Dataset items
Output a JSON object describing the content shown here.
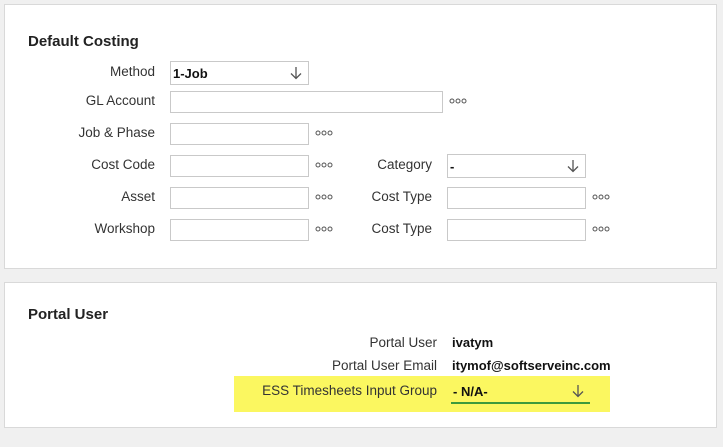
{
  "costing": {
    "title": "Default Costing",
    "method": {
      "label": "Method",
      "value": "1-Job"
    },
    "gl_account": {
      "label": "GL Account",
      "value": ""
    },
    "job_phase": {
      "label": "Job & Phase",
      "value": ""
    },
    "cost_code": {
      "label": "Cost Code",
      "value": ""
    },
    "asset": {
      "label": "Asset",
      "value": ""
    },
    "workshop": {
      "label": "Workshop",
      "value": ""
    },
    "category": {
      "label": "Category",
      "value": "-"
    },
    "cost_type_1": {
      "label": "Cost Type",
      "value": ""
    },
    "cost_type_2": {
      "label": "Cost Type",
      "value": ""
    }
  },
  "portal": {
    "title": "Portal User",
    "portal_user": {
      "label": "Portal User",
      "value": "ivatym"
    },
    "portal_user_email": {
      "label": "Portal User Email",
      "value": "itymof@softserveinc.com"
    },
    "ess_group": {
      "label": "ESS Timesheets Input Group",
      "value": "- N/A-"
    }
  },
  "colors": {
    "highlight": "#fbf760",
    "underline": "#3c9a3c",
    "border": "#c9c9c9"
  },
  "icons": {
    "dropdown": "arrow-down-icon",
    "lookup": "ellipsis-icon"
  }
}
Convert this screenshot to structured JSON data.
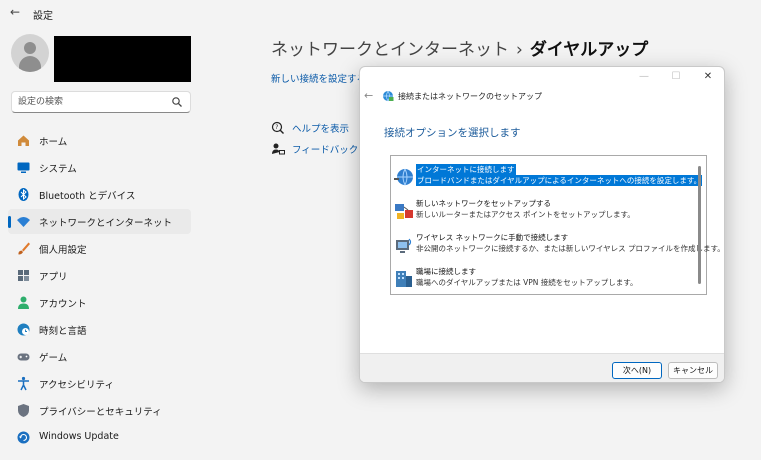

▶ _SHORT PROBLEM_: Return all lines of the material above in which the word "JSON" occurs.

▶ _TASK OUTPUT_:
Output a JSON object describing the content shown here.
Convert this screenshot to structured JSON data.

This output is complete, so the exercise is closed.